Written exercise >> Go through the material below and copy all lines with "обеспечения".

Extracted entries >>
------------------------------------------------------------------------

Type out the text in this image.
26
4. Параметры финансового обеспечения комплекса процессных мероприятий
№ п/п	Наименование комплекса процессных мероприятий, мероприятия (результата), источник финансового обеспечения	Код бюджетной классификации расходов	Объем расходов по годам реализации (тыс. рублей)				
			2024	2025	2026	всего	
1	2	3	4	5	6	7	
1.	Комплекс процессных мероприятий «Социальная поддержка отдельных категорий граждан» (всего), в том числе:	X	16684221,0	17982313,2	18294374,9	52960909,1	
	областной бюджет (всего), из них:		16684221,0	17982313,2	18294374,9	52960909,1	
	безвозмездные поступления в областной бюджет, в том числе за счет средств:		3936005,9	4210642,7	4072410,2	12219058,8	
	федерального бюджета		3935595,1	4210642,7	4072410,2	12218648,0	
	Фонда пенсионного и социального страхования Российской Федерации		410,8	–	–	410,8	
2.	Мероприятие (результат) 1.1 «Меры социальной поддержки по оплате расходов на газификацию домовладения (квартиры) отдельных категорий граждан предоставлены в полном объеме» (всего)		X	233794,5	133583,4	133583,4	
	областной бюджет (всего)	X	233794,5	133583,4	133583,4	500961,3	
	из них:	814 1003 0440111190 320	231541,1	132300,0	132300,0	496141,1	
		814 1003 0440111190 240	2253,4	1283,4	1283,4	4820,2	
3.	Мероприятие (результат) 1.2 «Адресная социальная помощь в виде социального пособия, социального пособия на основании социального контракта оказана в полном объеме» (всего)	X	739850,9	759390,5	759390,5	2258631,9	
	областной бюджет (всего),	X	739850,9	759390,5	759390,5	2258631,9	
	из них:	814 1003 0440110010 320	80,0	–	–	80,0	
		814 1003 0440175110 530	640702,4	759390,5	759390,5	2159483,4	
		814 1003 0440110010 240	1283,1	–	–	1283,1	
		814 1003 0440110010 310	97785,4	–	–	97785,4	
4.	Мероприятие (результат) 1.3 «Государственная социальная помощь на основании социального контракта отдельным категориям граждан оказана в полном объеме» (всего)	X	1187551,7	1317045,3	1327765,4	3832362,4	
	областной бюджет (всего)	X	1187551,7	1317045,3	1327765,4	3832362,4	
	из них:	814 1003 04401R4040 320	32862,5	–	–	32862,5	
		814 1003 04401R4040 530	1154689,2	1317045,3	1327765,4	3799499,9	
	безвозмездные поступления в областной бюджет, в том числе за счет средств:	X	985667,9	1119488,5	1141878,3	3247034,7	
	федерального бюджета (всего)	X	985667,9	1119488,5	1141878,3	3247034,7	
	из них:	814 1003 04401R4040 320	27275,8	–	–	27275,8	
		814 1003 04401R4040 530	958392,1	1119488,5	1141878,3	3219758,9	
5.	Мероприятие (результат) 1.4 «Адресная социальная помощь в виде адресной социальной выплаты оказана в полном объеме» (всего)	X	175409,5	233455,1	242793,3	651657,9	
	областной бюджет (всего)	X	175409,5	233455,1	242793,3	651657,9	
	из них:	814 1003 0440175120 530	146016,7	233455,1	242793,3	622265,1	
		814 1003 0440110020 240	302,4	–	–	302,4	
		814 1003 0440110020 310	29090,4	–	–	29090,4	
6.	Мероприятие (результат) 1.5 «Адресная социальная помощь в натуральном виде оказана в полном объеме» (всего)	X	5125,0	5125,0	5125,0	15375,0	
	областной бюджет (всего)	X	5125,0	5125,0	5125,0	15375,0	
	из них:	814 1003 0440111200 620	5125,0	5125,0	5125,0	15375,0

------------------------------------------------------------------------

Answer to the exercise >>
4. Параметры финансового обеспечения комплекса процессных мероприятий
№ п/п	Наименование комплекса процессных мероприятий, мероприятия (результата), источник финансового обеспечения	Код бюджетной классификации расходов	Объем расходов по годам реализации (тыс. рублей)				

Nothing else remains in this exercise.